PROBLEM DESCRIPTION ▸ Check each line of the listing for the string "grid", count the lines that have it, and answer with that number only.

--- TASK DATA ---

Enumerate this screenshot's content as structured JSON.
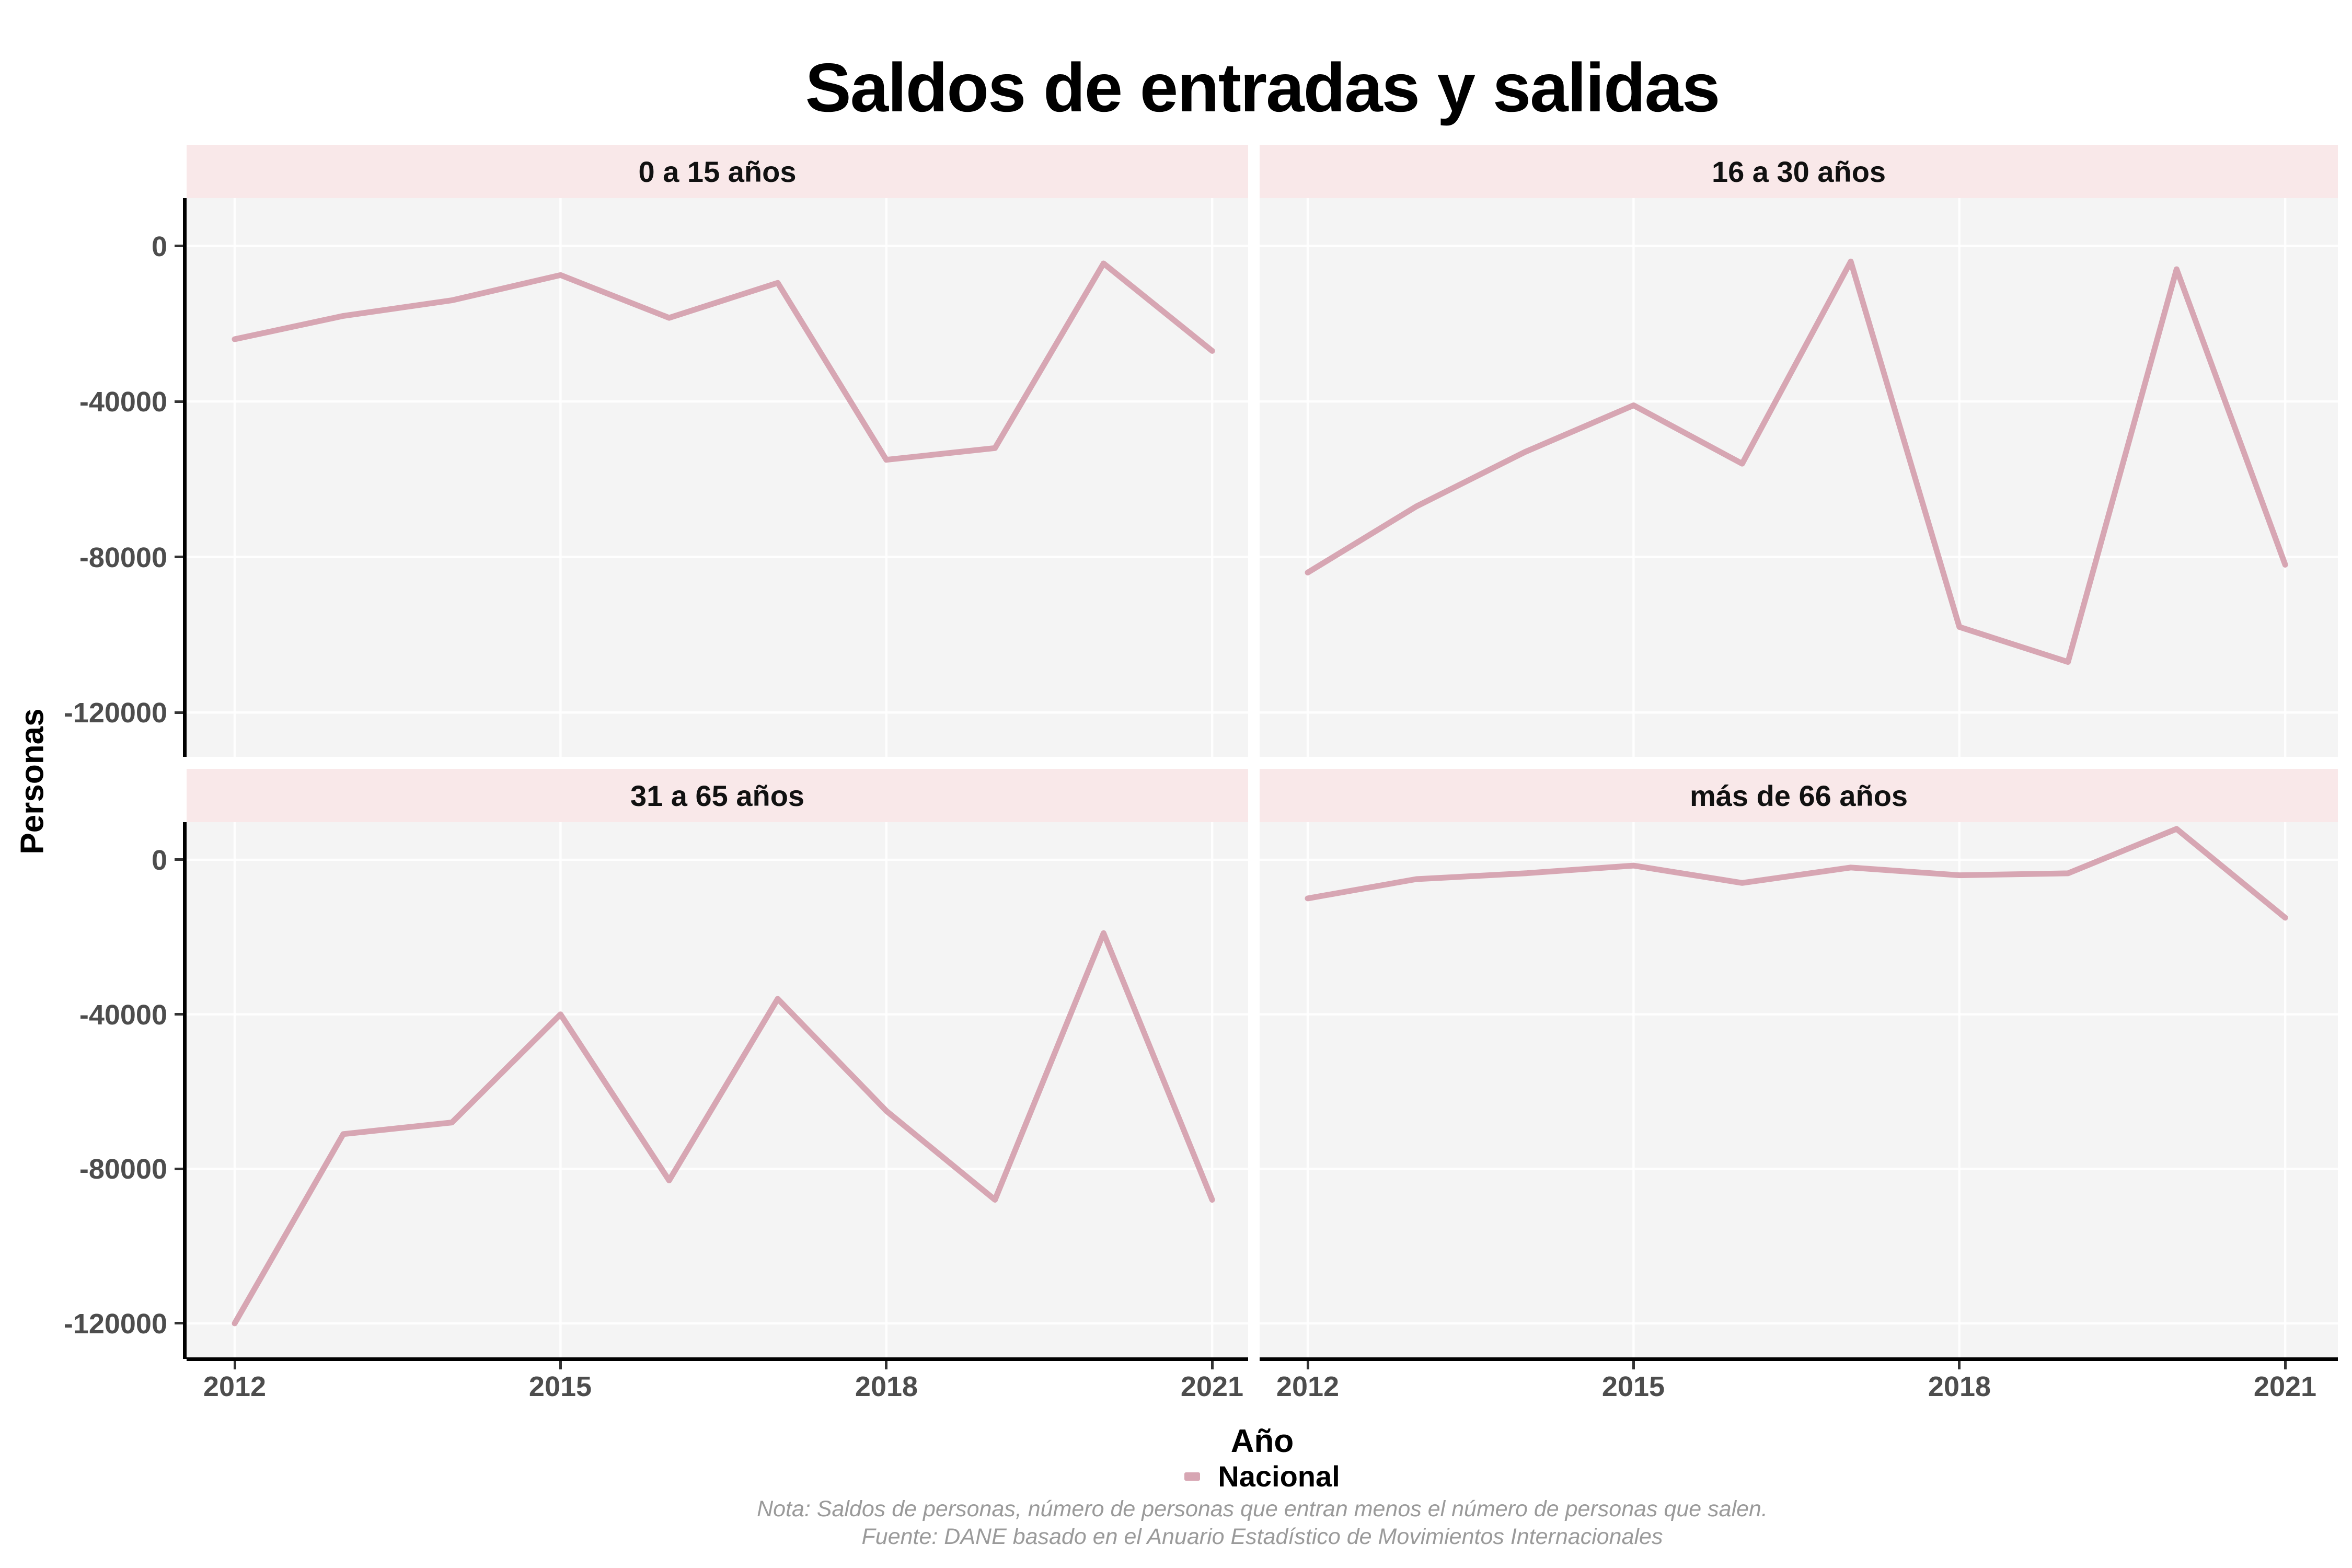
{
  "title": "Saldos de entradas y salidas",
  "y_axis_title": "Personas",
  "x_axis_title": "Año",
  "legend": {
    "label": "Nacional",
    "key_color": "#d7a6b3"
  },
  "notes": [
    "Nota: Saldos de personas, número de personas que entran menos el número de personas que salen.",
    "Fuente: DANE basado en el Anuario Estadístico de Movimientos Internacionales"
  ],
  "colors": {
    "line": "#d7a6b3",
    "panel_bg": "#f4f4f4",
    "strip_bg": "#f9e8e9",
    "grid": "#ffffff",
    "axis_text": "#4d4d4d",
    "strip_text": "#111111",
    "note_text": "#9a9a9a",
    "axis_line": "#000000"
  },
  "chart_data": {
    "type": "line",
    "series_name": "Nacional",
    "x": [
      2012,
      2013,
      2014,
      2015,
      2016,
      2017,
      2018,
      2019,
      2020,
      2021
    ],
    "x_ticks": [
      2012,
      2015,
      2018,
      2021
    ],
    "x_tick_labels": [
      "2012",
      "2015",
      "2018",
      "2021"
    ],
    "y_ticks": [
      0,
      -40000,
      -80000,
      -120000
    ],
    "y_tick_labels": [
      "0",
      "-40000",
      "-80000",
      "-120000"
    ],
    "grid": "major gridlines, white on gray panels",
    "legend_position": "bottom",
    "facets": [
      {
        "label": "0 a 15 años",
        "values": [
          -24000,
          -18000,
          -14000,
          -7500,
          -18500,
          -9500,
          -55000,
          -52000,
          -4500,
          -27000
        ],
        "ylim": [
          -131400,
          12300
        ]
      },
      {
        "label": "16 a 30 años",
        "values": [
          -84000,
          -67000,
          -53000,
          -41000,
          -56000,
          -4000,
          -98000,
          -107000,
          -6000,
          -82000
        ],
        "ylim": [
          -131400,
          12300
        ]
      },
      {
        "label": "31 a 65 años",
        "values": [
          -120000,
          -71000,
          -68000,
          -40000,
          -83000,
          -36000,
          -65000,
          -88000,
          -19000,
          -88000
        ],
        "ylim": [
          -129200,
          9740
        ]
      },
      {
        "label": "más de 66 años",
        "values": [
          -10000,
          -5000,
          -3500,
          -1500,
          -6000,
          -2000,
          -4000,
          -3500,
          8000,
          -15000
        ],
        "ylim": [
          -129200,
          9740
        ]
      }
    ]
  }
}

---

RESPONSE ▸ 2